▸ What is being asked: In the material below, the lines containing the word "Delta" are required; copy each of them.

▸ Given data:
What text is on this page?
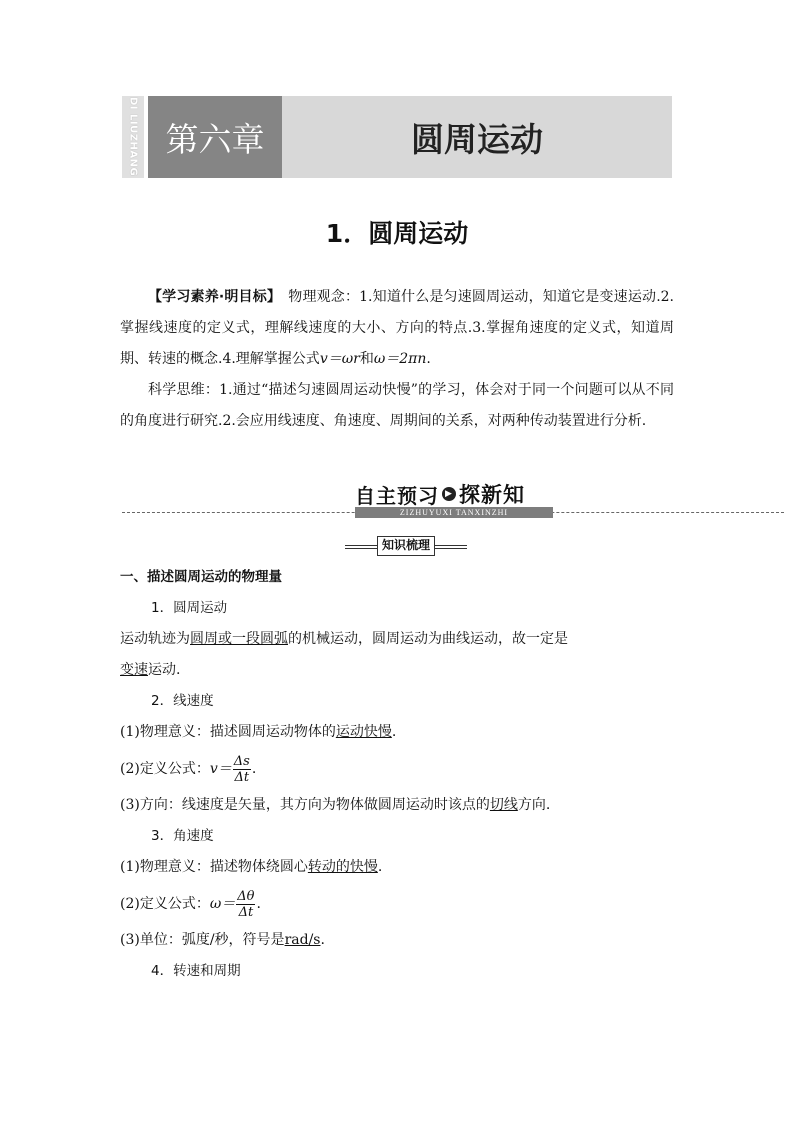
DI LIUZHANG 第六章	圆周运动
1．圆周运动
【学习素养·明目标】　 物理观念：1.知道什么是匀速圆周运动，知道它是变速运动.2.掌握线速度的定义式，理解线速度的大小、方向的特点.3.掌握角速度的定义式，知道周期、转速的概念.4.理解掌握公式v＝ωr和ω＝2πn.
科学思维：1.通过“描述匀速圆周运动快慢”的学习，体会对于同一个问题可以从不同的角度进行研究.2.会应用线速度、角速度、周期间的关系，对两种传动装置进行分析.
自主预习 ▶ 探新知
ZIZHUYUXI TANXINZHI
知识梳理
一、描述圆周运动的物理量
1．圆周运动
运动轨迹为圆周或一段圆弧的机械运动，圆周运动为曲线运动，故一定是
变速运动.
2．线速度
(1)物理意义：描述圆周运动物体的运动快慢.
(2)定义公式：$v= \frac{\Delta s}{\Delta t}$ .
(3)方向：线速度是矢量，其方向为物体做圆周运动时该点的切线方向.
3．角速度
(1)物理意义：描述物体绕圆心转动的快慢.
(2)定义公式：$\omega= \frac{\Delta\theta}{\Delta t}$ .
(3)单位：弧度/秒，符号是rad/s.
4．转速和周期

▸ Solution below:
(2)定义公式：$v= \frac{\Delta s}{\Delta t}$ .
(2)定义公式：$\omega= \frac{\Delta\theta}{\Delta t}$ .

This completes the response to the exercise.